_Aim_. Pictures stay out of your copy, but everything else in the records below must be repeated exactly.

(Items from a figure collection)
* * *
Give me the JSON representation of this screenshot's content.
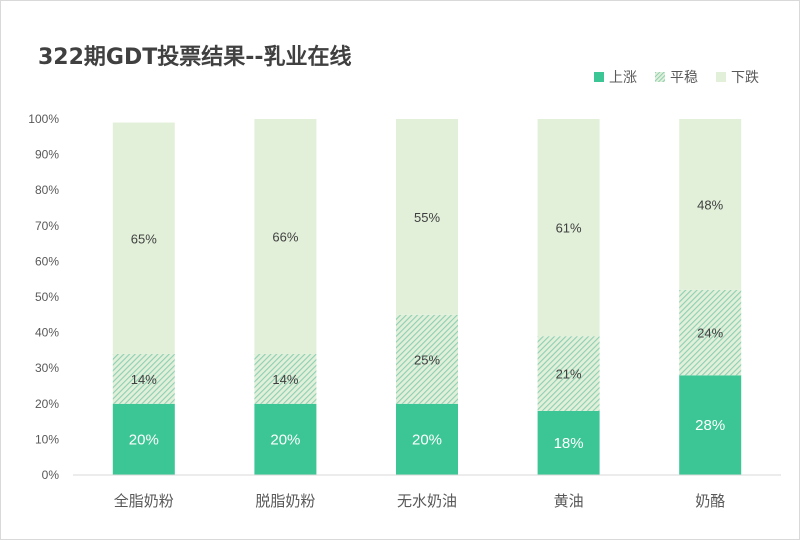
{
  "chart_data": {
    "type": "bar",
    "stacked": true,
    "title": "322期GDT投票结果--乳业在线",
    "categories": [
      "全脂奶粉",
      "脱脂奶粉",
      "无水奶油",
      "黄油",
      "奶酪"
    ],
    "series": [
      {
        "name": "上涨",
        "values": [
          20,
          20,
          20,
          18,
          28
        ],
        "labels": [
          "20%",
          "20%",
          "20%",
          "18%",
          "28%"
        ],
        "color": "#3cc695",
        "pattern": "solid"
      },
      {
        "name": "平稳",
        "values": [
          14,
          14,
          25,
          21,
          24
        ],
        "labels": [
          "14%",
          "14%",
          "25%",
          "21%",
          "24%"
        ],
        "color": "#8ccfb3",
        "pattern": "hatch"
      },
      {
        "name": "下跌",
        "values": [
          65,
          66,
          55,
          61,
          48
        ],
        "labels": [
          "65%",
          "66%",
          "55%",
          "61%",
          "48%"
        ],
        "color": "#e2f0d9",
        "pattern": "solid"
      }
    ],
    "yticks": [
      "0%",
      "10%",
      "20%",
      "30%",
      "40%",
      "50%",
      "60%",
      "70%",
      "80%",
      "90%",
      "100%"
    ],
    "ylim": [
      0,
      100
    ],
    "grid": false,
    "legend_position": "top-right"
  }
}
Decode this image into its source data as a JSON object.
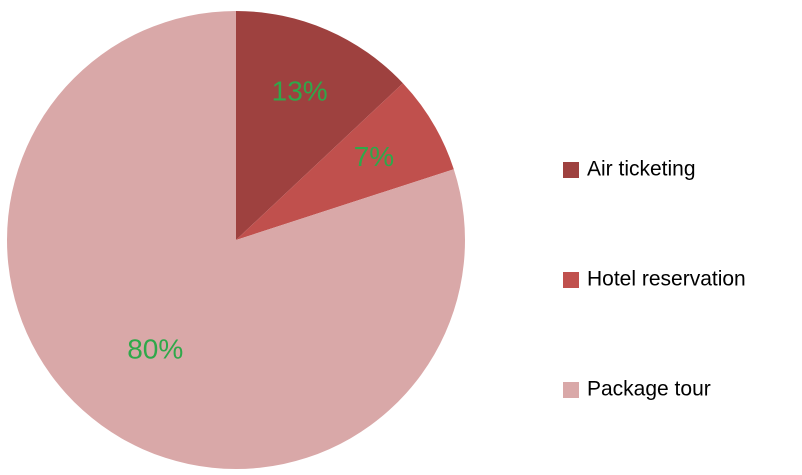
{
  "chart_data": {
    "type": "pie",
    "categories": [
      "Air ticketing",
      "Hotel reservation",
      "Package tour"
    ],
    "values": [
      13,
      7,
      80
    ],
    "value_labels": [
      "13%",
      "7%",
      "80%"
    ],
    "colors": [
      "#9e413f",
      "#c0504d",
      "#d9a8a8"
    ],
    "label_color": "#2fa84a",
    "legend": "right"
  }
}
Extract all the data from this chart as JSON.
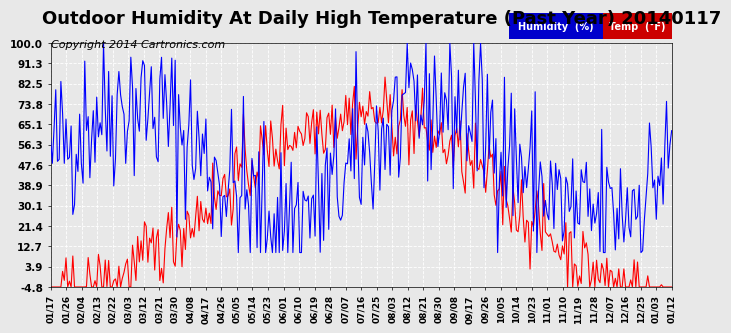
{
  "title": "Outdoor Humidity At Daily High Temperature (Past Year) 20140117",
  "copyright": "Copyright 2014 Cartronics.com",
  "yticks": [
    100.0,
    91.3,
    82.5,
    73.8,
    65.1,
    56.3,
    47.6,
    38.9,
    30.1,
    21.4,
    12.7,
    3.9,
    -4.8
  ],
  "ylim": [
    -4.8,
    100.0
  ],
  "xtick_labels": [
    "01/17",
    "01/26",
    "02/04",
    "02/13",
    "02/22",
    "03/03",
    "03/12",
    "03/21",
    "03/30",
    "04/08",
    "04/17",
    "04/26",
    "05/05",
    "05/14",
    "05/23",
    "06/01",
    "06/10",
    "06/19",
    "06/28",
    "07/07",
    "07/16",
    "07/25",
    "08/03",
    "08/12",
    "08/21",
    "08/30",
    "09/08",
    "09/17",
    "09/26",
    "10/05",
    "10/14",
    "10/23",
    "11/01",
    "11/10",
    "11/19",
    "11/28",
    "12/07",
    "12/16",
    "12/25",
    "01/03",
    "01/12"
  ],
  "humidity_color": "#0000ff",
  "temp_color": "#ff0000",
  "background_color": "#e8e8e8",
  "plot_bg_color": "#e8e8e8",
  "grid_color": "#ffffff",
  "title_fontsize": 13,
  "copyright_fontsize": 8,
  "legend_humidity_bg": "#0000cc",
  "legend_temp_bg": "#cc0000",
  "legend_text_color": "#ffffff"
}
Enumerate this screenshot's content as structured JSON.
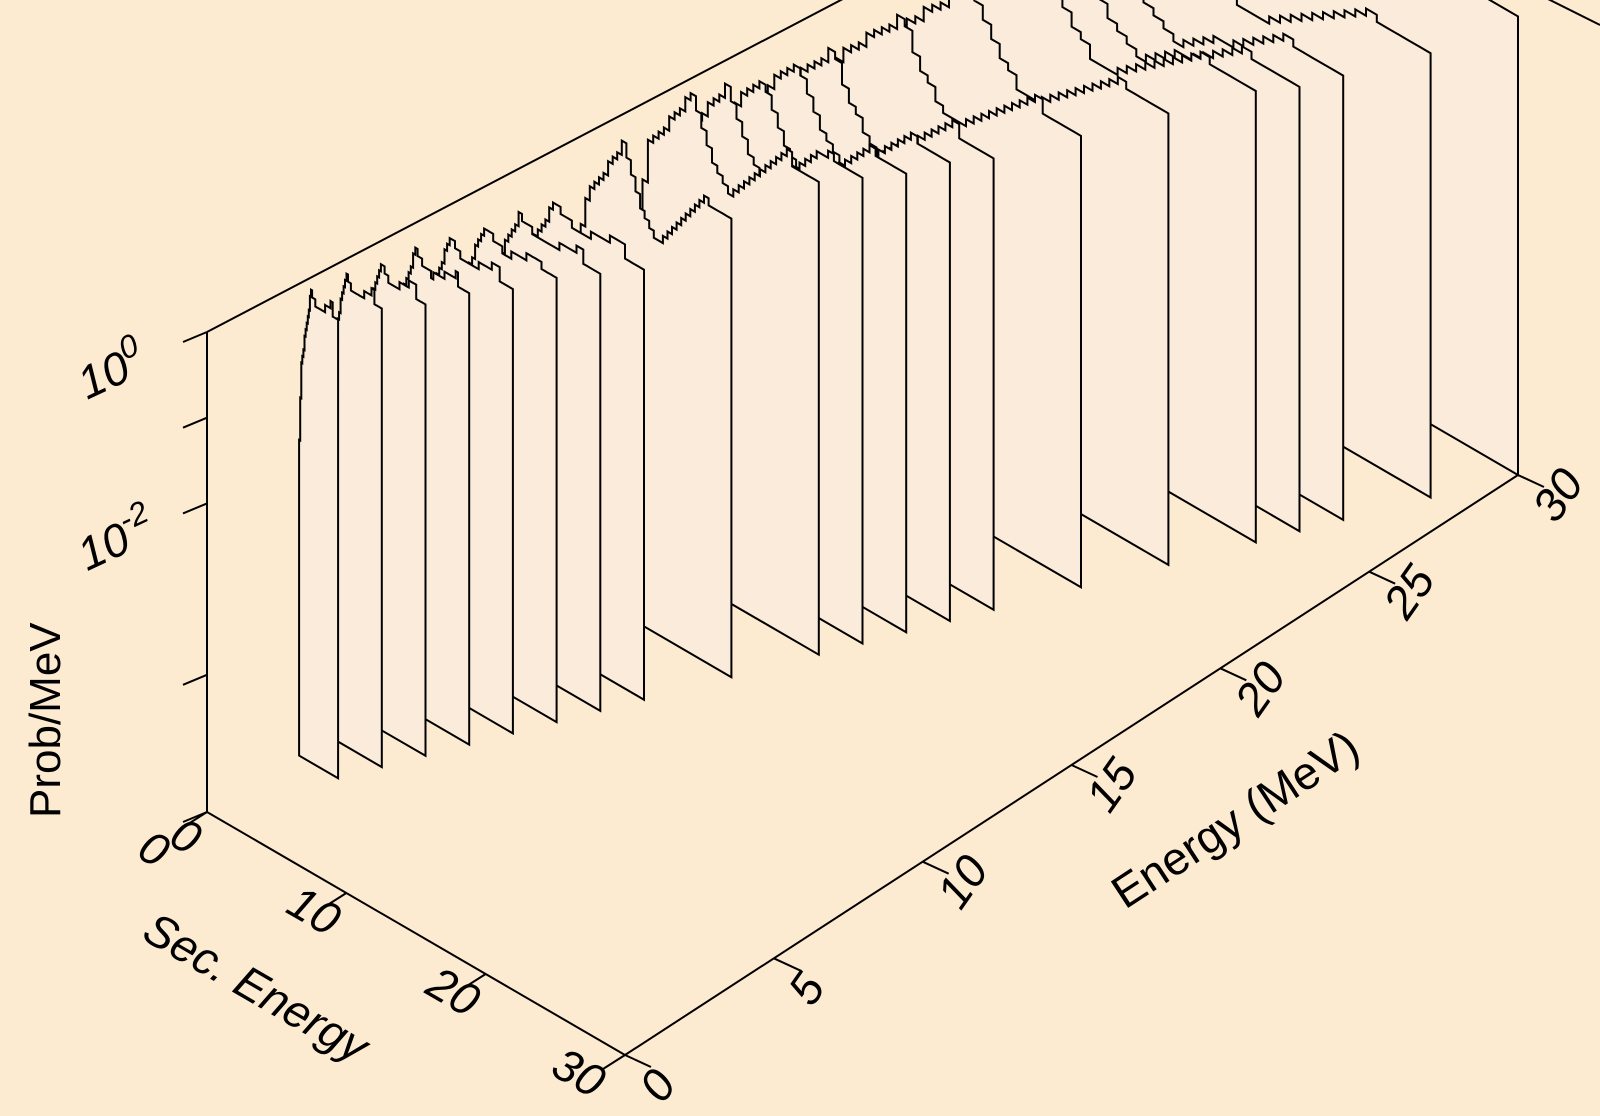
{
  "chart_data": {
    "type": "3d-waterfall",
    "zlabel": "Prob/MeV",
    "xlabel": "Energy (MeV)",
    "ylabel": "Sec. Energy",
    "z_scale": "log",
    "z_ticks": [
      {
        "value": 0,
        "text": "0"
      },
      {
        "value": 0.0001,
        "text": ""
      },
      {
        "value": 0.01,
        "base": "10",
        "exp": "-2"
      },
      {
        "value": 0.1,
        "text": ""
      },
      {
        "value": 1,
        "base": "10",
        "exp": "0"
      }
    ],
    "x_ticks": [
      "0",
      "5",
      "10",
      "15",
      "20",
      "25",
      "30"
    ],
    "x_range": [
      0,
      30
    ],
    "y_ticks": [
      "0",
      "10",
      "20",
      "30"
    ],
    "y_range": [
      0,
      30
    ],
    "colors": {
      "background": "#fdebd1",
      "slice_fill": "#faebdb",
      "line": "#000000"
    },
    "series": [
      {
        "incident_energy": 3,
        "sec_energy": [
          0.2,
          3.0
        ],
        "log10_peak": -0.1,
        "log10_tail": -3.0
      },
      {
        "incident_energy": 4,
        "sec_energy": [
          0.2,
          4.0
        ],
        "log10_peak": -0.1,
        "log10_tail": -3.0
      },
      {
        "incident_energy": 5,
        "sec_energy": [
          0.2,
          5.0
        ],
        "log10_peak": -0.15,
        "log10_tail": -3.0
      },
      {
        "incident_energy": 6,
        "sec_energy": [
          0.2,
          6.0
        ],
        "log10_peak": -0.2,
        "log10_tail": -3.0
      },
      {
        "incident_energy": 7,
        "sec_energy": [
          0.2,
          7.0
        ],
        "log10_peak": -0.25,
        "log10_tail": -3.0
      },
      {
        "incident_energy": 8,
        "sec_energy": [
          0.2,
          8.0
        ],
        "log10_peak": -0.3,
        "log10_tail": -3.0
      },
      {
        "incident_energy": 9,
        "sec_energy": [
          0.2,
          9.0
        ],
        "log10_peak": -0.35,
        "log10_tail": -3.0
      },
      {
        "incident_energy": 10,
        "sec_energy": [
          0.2,
          10.0
        ],
        "log10_peak": -0.4,
        "log10_tail": -3.0
      },
      {
        "incident_energy": 12,
        "sec_energy": [
          0.2,
          12.0
        ],
        "log10_peak": -0.1,
        "log10_tail": -3.0
      },
      {
        "incident_energy": 14,
        "sec_energy": [
          0.2,
          14.0
        ],
        "log10_peak": 0.1,
        "log10_tail": -3.0
      },
      {
        "incident_energy": 15,
        "sec_energy": [
          0.2,
          15.0
        ],
        "log10_peak": 0.0,
        "log10_tail": -3.0
      },
      {
        "incident_energy": 16,
        "sec_energy": [
          0.2,
          16.0
        ],
        "log10_peak": -0.1,
        "log10_tail": -3.0
      },
      {
        "incident_energy": 17,
        "sec_energy": [
          0.2,
          17.0
        ],
        "log10_peak": -0.1,
        "log10_tail": -3.0
      },
      {
        "incident_energy": 18,
        "sec_energy": [
          0.2,
          18.0
        ],
        "log10_peak": -0.15,
        "log10_tail": -3.0
      },
      {
        "incident_energy": 20,
        "sec_energy": [
          0.2,
          20.0
        ],
        "log10_peak": -0.15,
        "log10_tail": -3.0
      },
      {
        "incident_energy": 22,
        "sec_energy": [
          0.2,
          22.0
        ],
        "log10_peak": -0.2,
        "log10_tail": -3.0
      },
      {
        "incident_energy": 24,
        "sec_energy": [
          0.2,
          24.0
        ],
        "log10_peak": -0.2,
        "log10_tail": -3.0
      },
      {
        "incident_energy": 25,
        "sec_energy": [
          0.2,
          25.0
        ],
        "log10_peak": -0.25,
        "log10_tail": -3.0
      },
      {
        "incident_energy": 26,
        "sec_energy": [
          0.2,
          26.0
        ],
        "log10_peak": -0.25,
        "log10_tail": -3.0
      },
      {
        "incident_energy": 28,
        "sec_energy": [
          0.2,
          28.0
        ],
        "log10_peak": -0.3,
        "log10_tail": -3.0
      },
      {
        "incident_energy": 30,
        "sec_energy": [
          0.2,
          30.0
        ],
        "log10_peak": -0.1,
        "log10_tail": -3.0
      }
    ]
  }
}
* * *
_Task response_.
Give me the JSON representation of this screenshot's content.
{
  "chart_data": {
    "type": "bar",
    "stacked": true,
    "title": "322期GDT投票结果--乳业在线",
    "categories": [
      "全脂奶粉",
      "脱脂奶粉",
      "无水奶油",
      "黄油",
      "奶酪"
    ],
    "series": [
      {
        "name": "上涨",
        "values": [
          20,
          20,
          20,
          18,
          28
        ],
        "labels": [
          "20%",
          "20%",
          "20%",
          "18%",
          "28%"
        ],
        "color": "#3cc695",
        "pattern": "solid"
      },
      {
        "name": "平稳",
        "values": [
          14,
          14,
          25,
          21,
          24
        ],
        "labels": [
          "14%",
          "14%",
          "25%",
          "21%",
          "24%"
        ],
        "color": "#8ccfb3",
        "pattern": "hatch"
      },
      {
        "name": "下跌",
        "values": [
          65,
          66,
          55,
          61,
          48
        ],
        "labels": [
          "65%",
          "66%",
          "55%",
          "61%",
          "48%"
        ],
        "color": "#e2f0d9",
        "pattern": "solid"
      }
    ],
    "yticks": [
      "0%",
      "10%",
      "20%",
      "30%",
      "40%",
      "50%",
      "60%",
      "70%",
      "80%",
      "90%",
      "100%"
    ],
    "ylim": [
      0,
      100
    ],
    "grid": false,
    "legend_position": "top-right"
  }
}
Decode this image into its source data as a JSON object.
{
  "chart_data": {
    "type": "pie",
    "categories": [
      "Air ticketing",
      "Hotel reservation",
      "Package tour"
    ],
    "values": [
      13,
      7,
      80
    ],
    "value_labels": [
      "13%",
      "7%",
      "80%"
    ],
    "colors": [
      "#9e413f",
      "#c0504d",
      "#d9a8a8"
    ],
    "label_color": "#2fa84a",
    "legend": "right"
  }
}
Extract all the data from this chart as JSON.
{
  "title": "Outdoor Humidity At Daily High Temperature (Past Year) 20140117",
  "copyright": "Copyright 2014 Cartronics.com",
  "yticks": [
    100.0,
    91.3,
    82.5,
    73.8,
    65.1,
    56.3,
    47.6,
    38.9,
    30.1,
    21.4,
    12.7,
    3.9,
    -4.8
  ],
  "ylim": [
    -4.8,
    100.0
  ],
  "xtick_labels": [
    "01/17",
    "01/26",
    "02/04",
    "02/13",
    "02/22",
    "03/03",
    "03/12",
    "03/21",
    "03/30",
    "04/08",
    "04/17",
    "04/26",
    "05/05",
    "05/14",
    "05/23",
    "06/01",
    "06/10",
    "06/19",
    "06/28",
    "07/07",
    "07/16",
    "07/25",
    "08/03",
    "08/12",
    "08/21",
    "08/30",
    "09/08",
    "09/17",
    "09/26",
    "10/05",
    "10/14",
    "10/23",
    "11/01",
    "11/10",
    "11/19",
    "11/28",
    "12/07",
    "12/16",
    "12/25",
    "01/03",
    "01/12"
  ],
  "humidity_color": "#0000ff",
  "temp_color": "#ff0000",
  "background_color": "#e8e8e8",
  "plot_bg_color": "#e8e8e8",
  "grid_color": "#ffffff",
  "title_fontsize": 13,
  "copyright_fontsize": 8,
  "legend_humidity_bg": "#0000cc",
  "legend_temp_bg": "#cc0000",
  "legend_text_color": "#ffffff"
}
Enumerate this screenshot's content as structured JSON.
{
  "chart_data": {
    "type": "3d-waterfall",
    "zlabel": "Prob/MeV",
    "xlabel": "Energy (MeV)",
    "ylabel": "Sec. Energy",
    "z_scale": "log",
    "z_ticks": [
      {
        "value": 0,
        "text": "0"
      },
      {
        "value": 0.0001,
        "text": ""
      },
      {
        "value": 0.01,
        "base": "10",
        "exp": "-2"
      },
      {
        "value": 0.1,
        "text": ""
      },
      {
        "value": 1,
        "base": "10",
        "exp": "0"
      }
    ],
    "x_ticks": [
      "0",
      "5",
      "10",
      "15",
      "20",
      "25",
      "30"
    ],
    "x_range": [
      0,
      30
    ],
    "y_ticks": [
      "0",
      "10",
      "20",
      "30"
    ],
    "y_range": [
      0,
      30
    ],
    "colors": {
      "background": "#fdebd1",
      "slice_fill": "#faebdb",
      "line": "#000000"
    },
    "series": [
      {
        "incident_energy": 3,
        "sec_energy": [
          0.2,
          3.0
        ],
        "log10_peak": -0.1,
        "log10_tail": -3.0
      },
      {
        "incident_energy": 4,
        "sec_energy": [
          0.2,
          4.0
        ],
        "log10_peak": -0.1,
        "log10_tail": -3.0
      },
      {
        "incident_energy": 5,
        "sec_energy": [
          0.2,
          5.0
        ],
        "log10_peak": -0.15,
        "log10_tail": -3.0
      },
      {
        "incident_energy": 6,
        "sec_energy": [
          0.2,
          6.0
        ],
        "log10_peak": -0.2,
        "log10_tail": -3.0
      },
      {
        "incident_energy": 7,
        "sec_energy": [
          0.2,
          7.0
        ],
        "log10_peak": -0.25,
        "log10_tail": -3.0
      },
      {
        "incident_energy": 8,
        "sec_energy": [
          0.2,
          8.0
        ],
        "log10_peak": -0.3,
        "log10_tail": -3.0
      },
      {
        "incident_energy": 9,
        "sec_energy": [
          0.2,
          9.0
        ],
        "log10_peak": -0.35,
        "log10_tail": -3.0
      },
      {
        "incident_energy": 10,
        "sec_energy": [
          0.2,
          10.0
        ],
        "log10_peak": -0.4,
        "log10_tail": -3.0
      },
      {
        "incident_energy": 12,
        "sec_energy": [
          0.2,
          12.0
        ],
        "log10_peak": -0.1,
        "log10_tail": -3.0
      },
      {
        "incident_energy": 14,
        "sec_energy": [
          0.2,
          14.0
        ],
        "log10_peak": 0.1,
        "log10_tail": -3.0
      },
      {
        "incident_energy": 15,
        "sec_energy": [
          0.2,
          15.0
        ],
        "log10_peak": 0.0,
        "log10_tail": -3.0
      },
      {
        "incident_energy": 16,
        "sec_energy": [
          0.2,
          16.0
        ],
        "log10_peak": -0.1,
        "log10_tail": -3.0
      },
      {
        "incident_energy": 17,
        "sec_energy": [
          0.2,
          17.0
        ],
        "log10_peak": -0.1,
        "log10_tail": -3.0
      },
      {
        "incident_energy": 18,
        "sec_energy": [
          0.2,
          18.0
        ],
        "log10_peak": -0.15,
        "log10_tail": -3.0
      },
      {
        "incident_energy": 20,
        "sec_energy": [
          0.2,
          20.0
        ],
        "log10_peak": -0.15,
        "log10_tail": -3.0
      },
      {
        "incident_energy": 22,
        "sec_energy": [
          0.2,
          22.0
        ],
        "log10_peak": -0.2,
        "log10_tail": -3.0
      },
      {
        "incident_energy": 24,
        "sec_energy": [
          0.2,
          24.0
        ],
        "log10_peak": -0.2,
        "log10_tail": -3.0
      },
      {
        "incident_energy": 25,
        "sec_energy": [
          0.2,
          25.0
        ],
        "log10_peak": -0.25,
        "log10_tail": -3.0
      },
      {
        "incident_energy": 26,
        "sec_energy": [
          0.2,
          26.0
        ],
        "log10_peak": -0.25,
        "log10_tail": -3.0
      },
      {
        "incident_energy": 28,
        "sec_energy": [
          0.2,
          28.0
        ],
        "log10_peak": -0.3,
        "log10_tail": -3.0
      },
      {
        "incident_energy": 30,
        "sec_energy": [
          0.2,
          30.0
        ],
        "log10_peak": -0.1,
        "log10_tail": -3.0
      }
    ]
  }
}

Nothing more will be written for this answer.